[EXERCISE OBJECTIVE] Of the lines in these entries, how many contain the string "type"? Give the number and nothing else.

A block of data
####################

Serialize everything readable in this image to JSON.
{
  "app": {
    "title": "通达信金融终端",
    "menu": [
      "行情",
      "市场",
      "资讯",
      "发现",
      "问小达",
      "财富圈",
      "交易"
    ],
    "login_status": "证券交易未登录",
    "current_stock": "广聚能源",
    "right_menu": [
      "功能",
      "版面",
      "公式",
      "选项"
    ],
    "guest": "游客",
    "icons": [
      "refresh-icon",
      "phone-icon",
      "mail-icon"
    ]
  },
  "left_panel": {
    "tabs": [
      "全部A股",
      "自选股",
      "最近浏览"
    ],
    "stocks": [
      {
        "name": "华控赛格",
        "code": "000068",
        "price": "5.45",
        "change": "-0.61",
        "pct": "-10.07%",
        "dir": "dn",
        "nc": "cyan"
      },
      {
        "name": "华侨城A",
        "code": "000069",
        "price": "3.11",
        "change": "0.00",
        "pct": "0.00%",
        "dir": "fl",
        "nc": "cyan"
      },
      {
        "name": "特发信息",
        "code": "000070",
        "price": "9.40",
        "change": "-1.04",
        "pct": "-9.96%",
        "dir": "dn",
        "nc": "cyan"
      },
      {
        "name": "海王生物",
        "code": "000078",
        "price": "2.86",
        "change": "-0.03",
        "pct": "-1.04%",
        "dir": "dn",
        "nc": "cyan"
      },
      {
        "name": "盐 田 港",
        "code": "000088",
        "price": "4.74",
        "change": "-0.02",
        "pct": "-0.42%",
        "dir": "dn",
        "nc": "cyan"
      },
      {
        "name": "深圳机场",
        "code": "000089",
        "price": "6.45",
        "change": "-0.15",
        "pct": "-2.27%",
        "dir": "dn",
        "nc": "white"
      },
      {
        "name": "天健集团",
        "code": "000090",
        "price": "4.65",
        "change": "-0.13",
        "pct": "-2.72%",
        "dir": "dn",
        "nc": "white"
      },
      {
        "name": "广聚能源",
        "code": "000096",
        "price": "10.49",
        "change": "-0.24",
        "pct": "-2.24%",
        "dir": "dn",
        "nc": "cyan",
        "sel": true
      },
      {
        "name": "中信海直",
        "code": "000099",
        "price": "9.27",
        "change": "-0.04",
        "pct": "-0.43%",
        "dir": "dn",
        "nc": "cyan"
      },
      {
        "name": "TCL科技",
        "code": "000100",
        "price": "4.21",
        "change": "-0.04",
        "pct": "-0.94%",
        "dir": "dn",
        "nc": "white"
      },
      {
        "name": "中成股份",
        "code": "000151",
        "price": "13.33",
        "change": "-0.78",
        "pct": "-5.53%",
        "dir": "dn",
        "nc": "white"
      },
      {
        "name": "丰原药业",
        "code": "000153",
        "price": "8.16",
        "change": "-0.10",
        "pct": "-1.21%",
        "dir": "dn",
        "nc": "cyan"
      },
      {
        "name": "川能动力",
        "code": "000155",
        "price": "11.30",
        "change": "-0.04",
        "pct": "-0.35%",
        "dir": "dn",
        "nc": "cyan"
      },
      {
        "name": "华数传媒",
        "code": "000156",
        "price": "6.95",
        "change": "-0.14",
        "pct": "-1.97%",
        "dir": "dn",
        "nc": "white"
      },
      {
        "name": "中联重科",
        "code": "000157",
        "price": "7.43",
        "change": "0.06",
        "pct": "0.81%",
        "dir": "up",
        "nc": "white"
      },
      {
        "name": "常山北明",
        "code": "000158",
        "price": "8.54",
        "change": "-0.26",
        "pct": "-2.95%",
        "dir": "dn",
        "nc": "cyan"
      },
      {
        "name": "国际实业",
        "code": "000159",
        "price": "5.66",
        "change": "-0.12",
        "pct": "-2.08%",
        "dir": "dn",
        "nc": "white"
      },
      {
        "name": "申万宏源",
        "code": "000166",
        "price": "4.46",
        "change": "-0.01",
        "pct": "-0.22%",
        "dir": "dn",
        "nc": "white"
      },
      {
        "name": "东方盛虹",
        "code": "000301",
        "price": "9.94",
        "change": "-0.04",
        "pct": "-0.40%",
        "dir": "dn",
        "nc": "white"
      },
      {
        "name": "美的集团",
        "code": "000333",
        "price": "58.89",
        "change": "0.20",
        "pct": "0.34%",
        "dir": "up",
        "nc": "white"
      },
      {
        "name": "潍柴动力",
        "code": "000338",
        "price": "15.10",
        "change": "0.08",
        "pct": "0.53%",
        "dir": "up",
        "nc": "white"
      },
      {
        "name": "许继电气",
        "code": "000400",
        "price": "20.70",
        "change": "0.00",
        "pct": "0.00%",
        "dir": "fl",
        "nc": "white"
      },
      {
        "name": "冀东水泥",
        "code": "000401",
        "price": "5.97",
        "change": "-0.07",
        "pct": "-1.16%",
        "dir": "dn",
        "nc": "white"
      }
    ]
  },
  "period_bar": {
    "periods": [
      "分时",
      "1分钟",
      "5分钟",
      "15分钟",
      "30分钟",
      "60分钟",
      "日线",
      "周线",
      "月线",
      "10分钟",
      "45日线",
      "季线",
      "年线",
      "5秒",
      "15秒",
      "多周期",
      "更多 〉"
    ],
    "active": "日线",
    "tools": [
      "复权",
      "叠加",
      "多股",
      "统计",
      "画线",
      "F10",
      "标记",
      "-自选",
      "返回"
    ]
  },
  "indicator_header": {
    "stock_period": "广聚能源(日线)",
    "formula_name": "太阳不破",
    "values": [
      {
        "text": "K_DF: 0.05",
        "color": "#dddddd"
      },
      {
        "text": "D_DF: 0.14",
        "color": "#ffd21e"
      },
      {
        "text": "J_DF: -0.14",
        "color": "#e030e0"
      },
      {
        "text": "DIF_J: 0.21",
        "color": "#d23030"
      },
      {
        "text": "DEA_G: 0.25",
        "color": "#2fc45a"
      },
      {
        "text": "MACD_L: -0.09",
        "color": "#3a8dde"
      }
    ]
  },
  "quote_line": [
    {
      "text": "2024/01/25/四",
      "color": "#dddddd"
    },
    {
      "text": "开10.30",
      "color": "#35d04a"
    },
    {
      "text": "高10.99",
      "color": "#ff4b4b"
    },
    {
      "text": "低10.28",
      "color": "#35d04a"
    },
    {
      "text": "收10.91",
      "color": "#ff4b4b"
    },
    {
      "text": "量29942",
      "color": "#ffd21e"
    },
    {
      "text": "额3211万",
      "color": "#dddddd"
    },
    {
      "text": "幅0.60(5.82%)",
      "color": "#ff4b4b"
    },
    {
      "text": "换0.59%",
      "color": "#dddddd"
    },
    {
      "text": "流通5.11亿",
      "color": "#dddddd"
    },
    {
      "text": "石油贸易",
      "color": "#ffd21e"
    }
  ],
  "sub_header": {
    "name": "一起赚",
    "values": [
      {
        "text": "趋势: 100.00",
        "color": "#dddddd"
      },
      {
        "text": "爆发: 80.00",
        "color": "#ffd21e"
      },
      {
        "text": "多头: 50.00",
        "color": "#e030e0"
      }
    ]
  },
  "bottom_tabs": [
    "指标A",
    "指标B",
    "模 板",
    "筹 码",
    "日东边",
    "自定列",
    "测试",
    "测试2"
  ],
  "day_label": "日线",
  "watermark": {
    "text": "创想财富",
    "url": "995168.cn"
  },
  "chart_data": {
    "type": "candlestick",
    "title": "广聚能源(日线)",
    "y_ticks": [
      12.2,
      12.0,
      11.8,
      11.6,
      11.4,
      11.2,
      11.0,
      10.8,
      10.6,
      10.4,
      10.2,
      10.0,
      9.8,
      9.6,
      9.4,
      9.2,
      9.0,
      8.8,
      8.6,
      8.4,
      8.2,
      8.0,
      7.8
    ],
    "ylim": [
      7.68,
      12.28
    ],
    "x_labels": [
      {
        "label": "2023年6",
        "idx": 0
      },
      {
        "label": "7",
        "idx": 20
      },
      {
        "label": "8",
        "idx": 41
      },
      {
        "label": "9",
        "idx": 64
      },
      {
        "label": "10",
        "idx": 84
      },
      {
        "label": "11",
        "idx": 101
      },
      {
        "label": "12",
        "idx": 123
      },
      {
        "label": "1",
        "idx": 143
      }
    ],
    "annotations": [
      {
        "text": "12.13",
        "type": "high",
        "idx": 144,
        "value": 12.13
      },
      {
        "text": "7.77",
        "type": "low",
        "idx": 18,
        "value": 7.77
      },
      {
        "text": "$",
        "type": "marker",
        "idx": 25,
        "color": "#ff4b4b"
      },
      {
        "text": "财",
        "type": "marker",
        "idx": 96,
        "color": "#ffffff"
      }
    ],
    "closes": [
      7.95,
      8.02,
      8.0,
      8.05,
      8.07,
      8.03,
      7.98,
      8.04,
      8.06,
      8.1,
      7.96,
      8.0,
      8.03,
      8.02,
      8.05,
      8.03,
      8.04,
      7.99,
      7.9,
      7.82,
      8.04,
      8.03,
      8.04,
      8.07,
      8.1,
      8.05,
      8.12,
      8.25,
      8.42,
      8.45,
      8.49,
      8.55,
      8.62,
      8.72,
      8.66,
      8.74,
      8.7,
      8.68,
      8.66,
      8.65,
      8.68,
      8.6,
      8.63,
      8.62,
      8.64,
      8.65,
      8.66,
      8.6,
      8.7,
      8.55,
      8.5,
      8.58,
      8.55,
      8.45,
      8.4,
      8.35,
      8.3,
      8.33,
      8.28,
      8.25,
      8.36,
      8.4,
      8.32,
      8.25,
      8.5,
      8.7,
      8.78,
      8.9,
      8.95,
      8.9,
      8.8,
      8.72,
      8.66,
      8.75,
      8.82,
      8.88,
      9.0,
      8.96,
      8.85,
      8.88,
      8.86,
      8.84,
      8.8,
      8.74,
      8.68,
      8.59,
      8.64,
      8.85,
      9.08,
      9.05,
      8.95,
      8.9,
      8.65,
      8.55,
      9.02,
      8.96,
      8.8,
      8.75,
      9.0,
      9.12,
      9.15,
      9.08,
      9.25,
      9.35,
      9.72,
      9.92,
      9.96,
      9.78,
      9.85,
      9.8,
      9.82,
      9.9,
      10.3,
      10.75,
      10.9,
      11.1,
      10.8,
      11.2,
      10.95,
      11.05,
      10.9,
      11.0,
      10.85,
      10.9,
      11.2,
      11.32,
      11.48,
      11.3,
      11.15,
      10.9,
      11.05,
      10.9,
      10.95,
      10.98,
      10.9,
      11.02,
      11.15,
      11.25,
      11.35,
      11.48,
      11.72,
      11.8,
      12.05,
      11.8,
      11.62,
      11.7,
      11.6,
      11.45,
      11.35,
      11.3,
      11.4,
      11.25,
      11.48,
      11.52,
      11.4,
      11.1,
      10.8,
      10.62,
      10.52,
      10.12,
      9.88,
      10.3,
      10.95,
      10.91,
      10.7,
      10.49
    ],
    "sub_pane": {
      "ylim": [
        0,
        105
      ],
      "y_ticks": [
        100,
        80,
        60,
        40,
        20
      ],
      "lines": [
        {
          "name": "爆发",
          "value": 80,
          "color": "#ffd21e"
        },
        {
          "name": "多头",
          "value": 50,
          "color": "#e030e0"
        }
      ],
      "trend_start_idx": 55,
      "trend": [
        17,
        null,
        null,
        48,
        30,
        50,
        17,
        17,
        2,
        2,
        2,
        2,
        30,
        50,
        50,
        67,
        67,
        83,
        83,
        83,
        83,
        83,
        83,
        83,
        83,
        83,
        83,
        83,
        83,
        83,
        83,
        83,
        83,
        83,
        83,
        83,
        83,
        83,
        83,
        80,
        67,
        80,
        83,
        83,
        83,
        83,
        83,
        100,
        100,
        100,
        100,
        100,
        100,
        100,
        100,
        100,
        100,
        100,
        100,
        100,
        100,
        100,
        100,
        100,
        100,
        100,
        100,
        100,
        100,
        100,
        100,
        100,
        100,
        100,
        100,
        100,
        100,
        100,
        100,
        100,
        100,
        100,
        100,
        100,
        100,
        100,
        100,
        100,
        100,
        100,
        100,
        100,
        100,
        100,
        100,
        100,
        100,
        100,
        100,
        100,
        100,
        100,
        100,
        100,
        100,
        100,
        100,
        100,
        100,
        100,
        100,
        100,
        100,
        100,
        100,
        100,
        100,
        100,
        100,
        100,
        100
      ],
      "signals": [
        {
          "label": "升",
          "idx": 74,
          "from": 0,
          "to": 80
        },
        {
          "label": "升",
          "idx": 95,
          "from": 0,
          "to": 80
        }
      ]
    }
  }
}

####################

[ANSWER FOR THIS EXERCISE] 5